**TASK REQUIREMENTS:** Keep the wording of each record exactly the same when you repeat it, and leave out pictures.
─── DATA SUPPLIED
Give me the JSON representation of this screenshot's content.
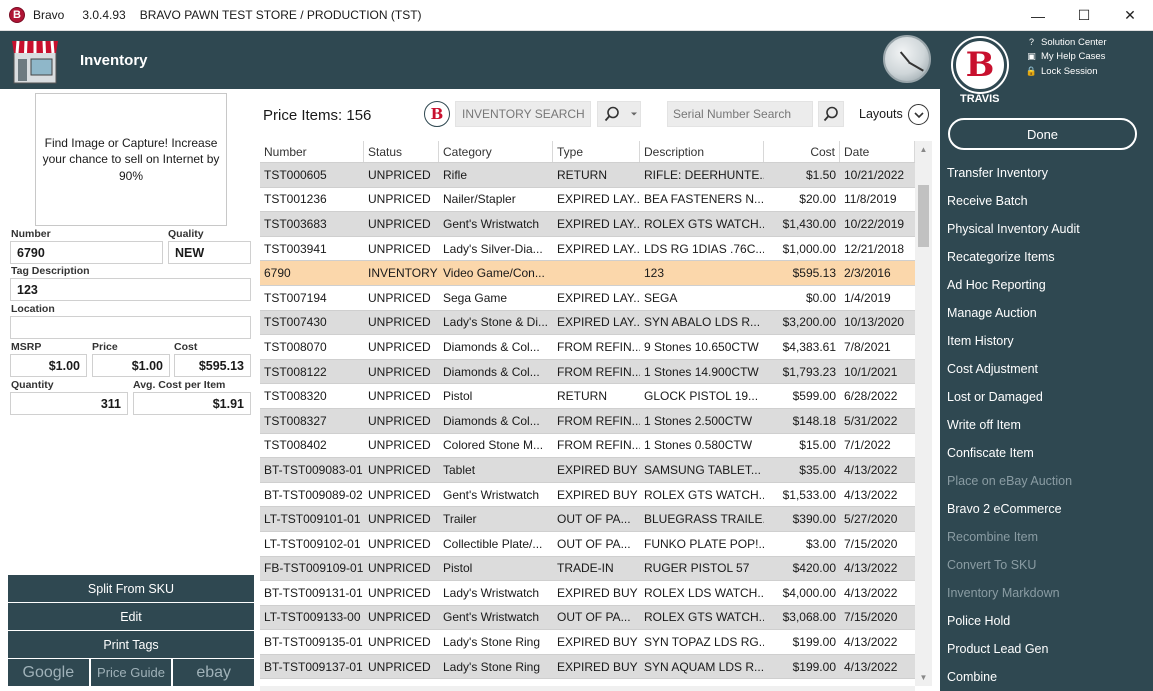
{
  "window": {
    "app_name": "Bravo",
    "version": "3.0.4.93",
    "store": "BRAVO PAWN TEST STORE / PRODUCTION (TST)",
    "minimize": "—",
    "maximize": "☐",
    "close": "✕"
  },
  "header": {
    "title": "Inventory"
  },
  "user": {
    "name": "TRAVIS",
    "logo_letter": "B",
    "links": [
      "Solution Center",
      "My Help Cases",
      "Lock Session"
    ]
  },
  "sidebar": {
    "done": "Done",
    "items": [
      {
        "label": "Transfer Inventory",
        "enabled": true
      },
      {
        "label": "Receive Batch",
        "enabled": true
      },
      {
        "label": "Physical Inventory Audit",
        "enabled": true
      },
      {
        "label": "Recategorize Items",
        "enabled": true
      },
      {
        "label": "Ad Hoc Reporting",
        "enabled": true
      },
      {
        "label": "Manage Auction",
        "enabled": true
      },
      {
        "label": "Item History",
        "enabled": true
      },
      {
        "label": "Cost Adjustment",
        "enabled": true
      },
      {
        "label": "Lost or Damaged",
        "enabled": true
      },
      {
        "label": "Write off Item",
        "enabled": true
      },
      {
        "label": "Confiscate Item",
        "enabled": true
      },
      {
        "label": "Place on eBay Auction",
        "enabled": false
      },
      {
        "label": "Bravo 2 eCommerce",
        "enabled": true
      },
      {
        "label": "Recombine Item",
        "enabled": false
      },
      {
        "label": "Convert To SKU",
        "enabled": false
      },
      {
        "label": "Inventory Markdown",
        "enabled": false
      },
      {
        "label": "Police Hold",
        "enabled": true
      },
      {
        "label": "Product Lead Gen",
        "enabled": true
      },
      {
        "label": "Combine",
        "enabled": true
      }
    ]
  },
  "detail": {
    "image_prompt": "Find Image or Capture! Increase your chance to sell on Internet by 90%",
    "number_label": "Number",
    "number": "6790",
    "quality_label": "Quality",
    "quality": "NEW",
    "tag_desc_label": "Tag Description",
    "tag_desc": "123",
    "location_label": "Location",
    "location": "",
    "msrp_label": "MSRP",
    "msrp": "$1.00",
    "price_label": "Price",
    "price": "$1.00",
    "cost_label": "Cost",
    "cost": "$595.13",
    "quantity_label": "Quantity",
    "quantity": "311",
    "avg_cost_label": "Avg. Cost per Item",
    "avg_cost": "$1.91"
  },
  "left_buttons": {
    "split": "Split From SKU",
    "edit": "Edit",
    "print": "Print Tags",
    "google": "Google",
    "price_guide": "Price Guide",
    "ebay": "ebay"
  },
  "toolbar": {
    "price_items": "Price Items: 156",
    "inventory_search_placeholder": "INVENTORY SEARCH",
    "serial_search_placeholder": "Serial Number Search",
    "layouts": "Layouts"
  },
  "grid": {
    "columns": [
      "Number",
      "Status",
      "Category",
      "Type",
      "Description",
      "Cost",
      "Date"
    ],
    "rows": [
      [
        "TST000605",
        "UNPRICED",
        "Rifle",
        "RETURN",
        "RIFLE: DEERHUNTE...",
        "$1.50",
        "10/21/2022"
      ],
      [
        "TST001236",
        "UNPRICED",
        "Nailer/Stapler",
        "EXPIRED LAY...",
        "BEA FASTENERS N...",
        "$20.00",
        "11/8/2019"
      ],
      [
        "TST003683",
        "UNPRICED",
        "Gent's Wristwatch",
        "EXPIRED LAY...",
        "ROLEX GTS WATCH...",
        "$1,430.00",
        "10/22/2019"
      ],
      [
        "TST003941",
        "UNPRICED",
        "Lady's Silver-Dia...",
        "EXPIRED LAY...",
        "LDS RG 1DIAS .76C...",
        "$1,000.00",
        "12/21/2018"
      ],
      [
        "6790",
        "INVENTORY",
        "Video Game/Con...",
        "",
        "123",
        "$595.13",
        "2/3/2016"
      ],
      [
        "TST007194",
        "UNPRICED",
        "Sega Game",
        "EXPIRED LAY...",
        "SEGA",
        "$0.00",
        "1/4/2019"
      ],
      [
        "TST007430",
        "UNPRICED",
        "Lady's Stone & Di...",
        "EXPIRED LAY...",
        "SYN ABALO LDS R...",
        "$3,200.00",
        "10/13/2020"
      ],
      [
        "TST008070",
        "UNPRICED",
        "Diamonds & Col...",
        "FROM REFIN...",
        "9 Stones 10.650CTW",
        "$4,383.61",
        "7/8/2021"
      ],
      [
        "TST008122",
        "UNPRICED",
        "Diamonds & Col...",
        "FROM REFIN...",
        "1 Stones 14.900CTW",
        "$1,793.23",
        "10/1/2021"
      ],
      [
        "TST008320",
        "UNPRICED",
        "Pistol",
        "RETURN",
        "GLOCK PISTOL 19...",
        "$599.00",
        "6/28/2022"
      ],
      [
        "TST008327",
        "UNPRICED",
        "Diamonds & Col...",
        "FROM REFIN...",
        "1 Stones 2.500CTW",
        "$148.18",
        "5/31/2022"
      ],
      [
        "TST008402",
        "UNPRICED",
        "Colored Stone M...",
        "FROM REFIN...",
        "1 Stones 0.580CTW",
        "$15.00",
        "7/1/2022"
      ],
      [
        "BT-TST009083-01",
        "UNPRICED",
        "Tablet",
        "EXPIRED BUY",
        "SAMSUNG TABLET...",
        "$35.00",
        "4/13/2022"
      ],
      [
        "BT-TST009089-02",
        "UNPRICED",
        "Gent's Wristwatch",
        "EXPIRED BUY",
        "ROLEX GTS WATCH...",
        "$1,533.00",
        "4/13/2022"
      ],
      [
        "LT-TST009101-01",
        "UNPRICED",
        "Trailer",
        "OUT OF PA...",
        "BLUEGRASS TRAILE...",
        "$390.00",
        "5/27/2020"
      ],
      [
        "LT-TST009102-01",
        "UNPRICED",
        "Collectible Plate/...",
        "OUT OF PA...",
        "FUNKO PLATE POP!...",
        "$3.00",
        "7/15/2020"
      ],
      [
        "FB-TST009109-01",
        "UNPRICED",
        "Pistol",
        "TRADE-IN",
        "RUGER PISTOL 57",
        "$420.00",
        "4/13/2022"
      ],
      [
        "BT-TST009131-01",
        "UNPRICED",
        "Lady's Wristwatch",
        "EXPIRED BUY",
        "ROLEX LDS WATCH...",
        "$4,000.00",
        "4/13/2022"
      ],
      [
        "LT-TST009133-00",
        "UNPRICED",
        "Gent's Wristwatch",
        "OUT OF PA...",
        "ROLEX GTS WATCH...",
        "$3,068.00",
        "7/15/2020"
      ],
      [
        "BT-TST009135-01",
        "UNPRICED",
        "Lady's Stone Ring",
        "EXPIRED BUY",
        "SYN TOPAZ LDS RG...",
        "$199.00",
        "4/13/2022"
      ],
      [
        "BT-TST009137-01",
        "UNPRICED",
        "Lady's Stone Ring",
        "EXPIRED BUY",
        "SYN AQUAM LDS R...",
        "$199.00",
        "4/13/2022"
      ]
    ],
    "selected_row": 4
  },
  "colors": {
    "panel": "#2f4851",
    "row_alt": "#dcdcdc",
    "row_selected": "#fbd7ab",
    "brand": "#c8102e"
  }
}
──────
**THE RESPONSE:**
Give me the JSON representation of this screenshot's content.
{
  "window": {
    "app_name": "Bravo",
    "version": "3.0.4.93",
    "store": "BRAVO PAWN TEST STORE / PRODUCTION (TST)",
    "minimize": "—",
    "maximize": "☐",
    "close": "✕"
  },
  "header": {
    "title": "Inventory"
  },
  "user": {
    "name": "TRAVIS",
    "logo_letter": "B",
    "links": [
      "Solution Center",
      "My Help Cases",
      "Lock Session"
    ]
  },
  "sidebar": {
    "done": "Done",
    "items": [
      {
        "label": "Transfer Inventory",
        "enabled": true
      },
      {
        "label": "Receive Batch",
        "enabled": true
      },
      {
        "label": "Physical Inventory Audit",
        "enabled": true
      },
      {
        "label": "Recategorize Items",
        "enabled": true
      },
      {
        "label": "Ad Hoc Reporting",
        "enabled": true
      },
      {
        "label": "Manage Auction",
        "enabled": true
      },
      {
        "label": "Item History",
        "enabled": true
      },
      {
        "label": "Cost Adjustment",
        "enabled": true
      },
      {
        "label": "Lost or Damaged",
        "enabled": true
      },
      {
        "label": "Write off Item",
        "enabled": true
      },
      {
        "label": "Confiscate Item",
        "enabled": true
      },
      {
        "label": "Place on eBay Auction",
        "enabled": false
      },
      {
        "label": "Bravo 2 eCommerce",
        "enabled": true
      },
      {
        "label": "Recombine Item",
        "enabled": false
      },
      {
        "label": "Convert To SKU",
        "enabled": false
      },
      {
        "label": "Inventory Markdown",
        "enabled": false
      },
      {
        "label": "Police Hold",
        "enabled": true
      },
      {
        "label": "Product Lead Gen",
        "enabled": true
      },
      {
        "label": "Combine",
        "enabled": true
      }
    ]
  },
  "detail": {
    "image_prompt": "Find Image or Capture! Increase your chance to sell on Internet by 90%",
    "number_label": "Number",
    "number": "6790",
    "quality_label": "Quality",
    "quality": "NEW",
    "tag_desc_label": "Tag Description",
    "tag_desc": "123",
    "location_label": "Location",
    "location": "",
    "msrp_label": "MSRP",
    "msrp": "$1.00",
    "price_label": "Price",
    "price": "$1.00",
    "cost_label": "Cost",
    "cost": "$595.13",
    "quantity_label": "Quantity",
    "quantity": "311",
    "avg_cost_label": "Avg. Cost per Item",
    "avg_cost": "$1.91"
  },
  "left_buttons": {
    "split": "Split From SKU",
    "edit": "Edit",
    "print": "Print Tags",
    "google": "Google",
    "price_guide": "Price Guide",
    "ebay": "ebay"
  },
  "toolbar": {
    "price_items": "Price Items: 156",
    "inventory_search_placeholder": "INVENTORY SEARCH",
    "serial_search_placeholder": "Serial Number Search",
    "layouts": "Layouts"
  },
  "grid": {
    "columns": [
      "Number",
      "Status",
      "Category",
      "Type",
      "Description",
      "Cost",
      "Date"
    ],
    "rows": [
      [
        "TST000605",
        "UNPRICED",
        "Rifle",
        "RETURN",
        "RIFLE: DEERHUNTE...",
        "$1.50",
        "10/21/2022"
      ],
      [
        "TST001236",
        "UNPRICED",
        "Nailer/Stapler",
        "EXPIRED LAY...",
        "BEA FASTENERS N...",
        "$20.00",
        "11/8/2019"
      ],
      [
        "TST003683",
        "UNPRICED",
        "Gent's Wristwatch",
        "EXPIRED LAY...",
        "ROLEX GTS WATCH...",
        "$1,430.00",
        "10/22/2019"
      ],
      [
        "TST003941",
        "UNPRICED",
        "Lady's Silver-Dia...",
        "EXPIRED LAY...",
        "LDS RG 1DIAS .76C...",
        "$1,000.00",
        "12/21/2018"
      ],
      [
        "6790",
        "INVENTORY",
        "Video Game/Con...",
        "",
        "123",
        "$595.13",
        "2/3/2016"
      ],
      [
        "TST007194",
        "UNPRICED",
        "Sega Game",
        "EXPIRED LAY...",
        "SEGA",
        "$0.00",
        "1/4/2019"
      ],
      [
        "TST007430",
        "UNPRICED",
        "Lady's Stone & Di...",
        "EXPIRED LAY...",
        "SYN ABALO LDS R...",
        "$3,200.00",
        "10/13/2020"
      ],
      [
        "TST008070",
        "UNPRICED",
        "Diamonds & Col...",
        "FROM REFIN...",
        "9 Stones 10.650CTW",
        "$4,383.61",
        "7/8/2021"
      ],
      [
        "TST008122",
        "UNPRICED",
        "Diamonds & Col...",
        "FROM REFIN...",
        "1 Stones 14.900CTW",
        "$1,793.23",
        "10/1/2021"
      ],
      [
        "TST008320",
        "UNPRICED",
        "Pistol",
        "RETURN",
        "GLOCK PISTOL 19...",
        "$599.00",
        "6/28/2022"
      ],
      [
        "TST008327",
        "UNPRICED",
        "Diamonds & Col...",
        "FROM REFIN...",
        "1 Stones 2.500CTW",
        "$148.18",
        "5/31/2022"
      ],
      [
        "TST008402",
        "UNPRICED",
        "Colored Stone M...",
        "FROM REFIN...",
        "1 Stones 0.580CTW",
        "$15.00",
        "7/1/2022"
      ],
      [
        "BT-TST009083-01",
        "UNPRICED",
        "Tablet",
        "EXPIRED BUY",
        "SAMSUNG TABLET...",
        "$35.00",
        "4/13/2022"
      ],
      [
        "BT-TST009089-02",
        "UNPRICED",
        "Gent's Wristwatch",
        "EXPIRED BUY",
        "ROLEX GTS WATCH...",
        "$1,533.00",
        "4/13/2022"
      ],
      [
        "LT-TST009101-01",
        "UNPRICED",
        "Trailer",
        "OUT OF PA...",
        "BLUEGRASS TRAILE...",
        "$390.00",
        "5/27/2020"
      ],
      [
        "LT-TST009102-01",
        "UNPRICED",
        "Collectible Plate/...",
        "OUT OF PA...",
        "FUNKO PLATE POP!...",
        "$3.00",
        "7/15/2020"
      ],
      [
        "FB-TST009109-01",
        "UNPRICED",
        "Pistol",
        "TRADE-IN",
        "RUGER PISTOL 57",
        "$420.00",
        "4/13/2022"
      ],
      [
        "BT-TST009131-01",
        "UNPRICED",
        "Lady's Wristwatch",
        "EXPIRED BUY",
        "ROLEX LDS WATCH...",
        "$4,000.00",
        "4/13/2022"
      ],
      [
        "LT-TST009133-00",
        "UNPRICED",
        "Gent's Wristwatch",
        "OUT OF PA...",
        "ROLEX GTS WATCH...",
        "$3,068.00",
        "7/15/2020"
      ],
      [
        "BT-TST009135-01",
        "UNPRICED",
        "Lady's Stone Ring",
        "EXPIRED BUY",
        "SYN TOPAZ LDS RG...",
        "$199.00",
        "4/13/2022"
      ],
      [
        "BT-TST009137-01",
        "UNPRICED",
        "Lady's Stone Ring",
        "EXPIRED BUY",
        "SYN AQUAM LDS R...",
        "$199.00",
        "4/13/2022"
      ]
    ],
    "selected_row": 4
  },
  "colors": {
    "panel": "#2f4851",
    "row_alt": "#dcdcdc",
    "row_selected": "#fbd7ab",
    "brand": "#c8102e"
  }
}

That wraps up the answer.